§ **EXERCISE DETAILS**: Repeat each entry as written and leave the images out of the copy.
*** RECORDS FOR THE EXERCISE
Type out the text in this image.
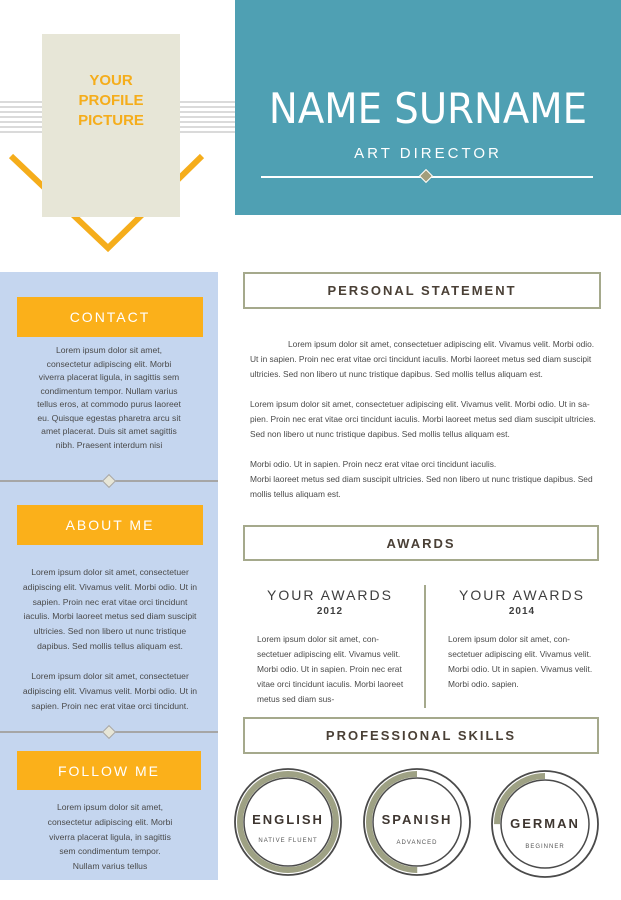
YOUR PROFILE PICTURE	NAME SURNAME
ART DIRECTOR
CONTACT
Lorem ipsum dolor sit amet, consectetur adipiscing elit. Morbi viverra placerat ligula, in sagittis sem condimentum tempor. Nullam varius tellus eros, at commodo purus laoreet eu. Quisque egestas pharetra arcu sit amet placerat. Duis sit amet sagittis nibh. Praesent interdum nisi
ABOUT ME
Lorem ipsum dolor sit amet, consectetuer adipiscing elit. Vivamus velit. Morbi odio. Ut in sapien. Proin nec erat vitae orci tincidunt iaculis. Morbi laoreet metus sed diam suscipit ultricies. Sed non libero ut nunc tristique dapibus. Sed mollis tellus aliquam est.
Lorem ipsum dolor sit amet, consectetuer adipiscing elit. Vivamus velit. Morbi odio. Ut in sapien. Proin nec erat vitae orci tincidunt.
FOLLOW ME
Lorem ipsum dolor sit amet, consectetur adipiscing elit. Morbi viverra placerat ligula, in sagittis sem condimentum tempor. Nullam varius tellus
PERSONAL STATEMENT
Lorem ipsum dolor sit amet, consectetuer adipiscing elit. Vivamus velit. Morbi odio. Ut in sapien. Proin nec erat vitae orci tincidunt iaculis. Morbi laoreet metus sed diam suscipit ultricies. Sed non libero ut nunc tristique dapibus. Sed mollis tellus aliquam est.
Lorem ipsum dolor sit amet, consectetuer adipiscing elit. Vivamus velit. Morbi odio. Ut in sa-pien. Proin nec erat vitae orci tincidunt iaculis. Morbi laoreet metus sed diam suscipit ultricies. Sed non libero ut nunc tristique dapibus. Sed mollis tellus aliquam est.
Morbi odio. Ut in sapien. Proin necz erat vitae orci tincidunt iaculis.
Morbi laoreet metus sed diam suscipit ultricies. Sed non libero ut nunc tristique dapibus. Sed mollis tellus aliquam est.
AWARDS
YOUR AWARDS
2012
Lorem ipsum dolor sit amet, con-sectetuer adipiscing elit. Vivamus velit. Morbi odio. Ut in sapien. Proin nec erat vitae orci tincidunt iaculis. Morbi laoreet metus sed diam sus-
YOUR AWARDS
2014
Lorem ipsum dolor sit amet, con-sectetuer adipiscing elit. Vivamus velit. Morbi odio. Ut in sapien. Vivamus velit. Morbi odio. sapien.
PROFESSIONAL SKILLS
ENGLISH
NATIVE FLUENT
SPANISH
ADVANCED
GERMAN
BEGINNER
******
§ **COMPLETED TASK**:
Type out the text in this image.
YOUR PROFILE PICTURE	NAME SURNAME
ART DIRECTOR
CONTACT
Lorem ipsum dolor sit amet, consectetur adipiscing elit. Morbi viverra placerat ligula, in sagittis sem condimentum tempor. Nullam varius tellus eros, at commodo purus laoreet eu. Quisque egestas pharetra arcu sit amet placerat. Duis sit amet sagittis nibh. Praesent interdum nisi
ABOUT ME
Lorem ipsum dolor sit amet, consectetuer adipiscing elit. Vivamus velit. Morbi odio. Ut in sapien. Proin nec erat vitae orci tincidunt iaculis. Morbi laoreet metus sed diam suscipit ultricies. Sed non libero ut nunc tristique dapibus. Sed mollis tellus aliquam est.
Lorem ipsum dolor sit amet, consectetuer adipiscing elit. Vivamus velit. Morbi odio. Ut in sapien. Proin nec erat vitae orci tincidunt.
FOLLOW ME
Lorem ipsum dolor sit amet, consectetur adipiscing elit. Morbi viverra placerat ligula, in sagittis sem condimentum tempor. Nullam varius tellus
PERSONAL STATEMENT
Lorem ipsum dolor sit amet, consectetuer adipiscing elit. Vivamus velit. Morbi odio. Ut in sapien. Proin nec erat vitae orci tincidunt iaculis. Morbi laoreet metus sed diam suscipit ultricies. Sed non libero ut nunc tristique dapibus. Sed mollis tellus aliquam est.
Lorem ipsum dolor sit amet, consectetuer adipiscing elit. Vivamus velit. Morbi odio. Ut in sa-pien. Proin nec erat vitae orci tincidunt iaculis. Morbi laoreet metus sed diam suscipit ultricies. Sed non libero ut nunc tristique dapibus. Sed mollis tellus aliquam est.
Morbi odio. Ut in sapien. Proin necz erat vitae orci tincidunt iaculis.
Morbi laoreet metus sed diam suscipit ultricies. Sed non libero ut nunc tristique dapibus. Sed mollis tellus aliquam est.
AWARDS
YOUR AWARDS
2012
Lorem ipsum dolor sit amet, con-sectetuer adipiscing elit. Vivamus velit. Morbi odio. Ut in sapien. Proin nec erat vitae orci tincidunt iaculis. Morbi laoreet metus sed diam sus-
YOUR AWARDS
2014
Lorem ipsum dolor sit amet, con-sectetuer adipiscing elit. Vivamus velit. Morbi odio. Ut in sapien. Vivamus velit. Morbi odio. sapien.
PROFESSIONAL SKILLS
ENGLISH
NATIVE FLUENT
SPANISH
ADVANCED
GERMAN
BEGINNER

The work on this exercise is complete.